WHAT YOU SHOULD DO:
Take the line that contains "What text is on this page?" and each line after it in the material below, and transcribe them exactly, stopping at the end.
--- BEGIN LISTING ---
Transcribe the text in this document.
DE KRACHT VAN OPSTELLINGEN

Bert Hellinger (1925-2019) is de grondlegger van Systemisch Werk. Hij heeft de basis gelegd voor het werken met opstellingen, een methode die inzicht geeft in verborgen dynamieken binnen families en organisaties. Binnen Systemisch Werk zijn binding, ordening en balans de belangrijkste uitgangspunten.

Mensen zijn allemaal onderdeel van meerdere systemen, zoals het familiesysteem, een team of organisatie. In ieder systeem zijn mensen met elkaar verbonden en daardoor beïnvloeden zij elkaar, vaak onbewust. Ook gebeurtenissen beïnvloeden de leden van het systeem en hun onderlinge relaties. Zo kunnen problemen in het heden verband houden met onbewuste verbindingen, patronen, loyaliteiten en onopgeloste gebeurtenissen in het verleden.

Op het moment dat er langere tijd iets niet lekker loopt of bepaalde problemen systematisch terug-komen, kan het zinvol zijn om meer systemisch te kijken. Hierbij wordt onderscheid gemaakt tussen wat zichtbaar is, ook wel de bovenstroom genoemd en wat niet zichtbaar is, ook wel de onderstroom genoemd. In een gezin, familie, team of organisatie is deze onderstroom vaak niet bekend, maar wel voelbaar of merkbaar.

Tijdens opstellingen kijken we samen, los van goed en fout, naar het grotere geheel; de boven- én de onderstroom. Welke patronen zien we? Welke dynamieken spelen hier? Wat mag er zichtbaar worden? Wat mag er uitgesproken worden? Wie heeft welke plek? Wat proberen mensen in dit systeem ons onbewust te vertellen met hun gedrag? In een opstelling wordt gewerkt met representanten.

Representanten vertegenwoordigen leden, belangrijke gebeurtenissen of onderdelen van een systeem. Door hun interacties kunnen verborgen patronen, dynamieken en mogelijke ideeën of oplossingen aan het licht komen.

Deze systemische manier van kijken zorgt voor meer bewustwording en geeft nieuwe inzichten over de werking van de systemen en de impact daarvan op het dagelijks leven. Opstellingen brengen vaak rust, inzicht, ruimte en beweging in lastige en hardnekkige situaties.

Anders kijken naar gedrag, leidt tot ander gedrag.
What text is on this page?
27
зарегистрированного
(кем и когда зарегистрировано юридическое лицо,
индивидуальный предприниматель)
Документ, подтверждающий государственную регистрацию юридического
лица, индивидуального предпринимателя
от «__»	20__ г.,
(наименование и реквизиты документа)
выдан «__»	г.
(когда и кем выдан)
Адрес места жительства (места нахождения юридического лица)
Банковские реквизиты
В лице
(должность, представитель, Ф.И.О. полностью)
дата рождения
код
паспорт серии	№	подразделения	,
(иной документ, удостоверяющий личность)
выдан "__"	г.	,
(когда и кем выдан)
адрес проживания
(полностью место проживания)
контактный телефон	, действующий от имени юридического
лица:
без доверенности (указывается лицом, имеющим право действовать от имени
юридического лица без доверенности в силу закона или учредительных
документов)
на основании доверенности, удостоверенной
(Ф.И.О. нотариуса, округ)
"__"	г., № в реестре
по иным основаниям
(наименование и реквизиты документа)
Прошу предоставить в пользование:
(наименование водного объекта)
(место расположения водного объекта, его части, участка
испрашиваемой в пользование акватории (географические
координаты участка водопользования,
--- END LISTING ---
RESPONSE TO THIS TASK:
What text is on this page?
27
зарегистрированного
(кем и когда зарегистрировано юридическое лицо,
индивидуальный предприниматель)
Документ, подтверждающий государственную регистрацию юридического
лица, индивидуального предпринимателя
от «__»	20__ г.,
(наименование и реквизиты документа)
выдан «__»	г.
(когда и кем выдан)
Адрес места жительства (места нахождения юридического лица)
Банковские реквизиты
В лице
(должность, представитель, Ф.И.О. полностью)
дата рождения
код
паспорт серии	№	подразделения	,
(иной документ, удостоверяющий личность)
выдан "__"	г.	,
(когда и кем выдан)
адрес проживания
(полностью место проживания)
контактный телефон	, действующий от имени юридического
лица:
без доверенности (указывается лицом, имеющим право действовать от имени
юридического лица без доверенности в силу закона или учредительных
документов)
на основании доверенности, удостоверенной
(Ф.И.О. нотариуса, округ)
"__"	г., № в реестре
по иным основаниям
(наименование и реквизиты документа)
Прошу предоставить в пользование:
(наименование водного объекта)
(место расположения водного объекта, его части, участка
испрашиваемой в пользование акватории (географические
координаты участка водопользования,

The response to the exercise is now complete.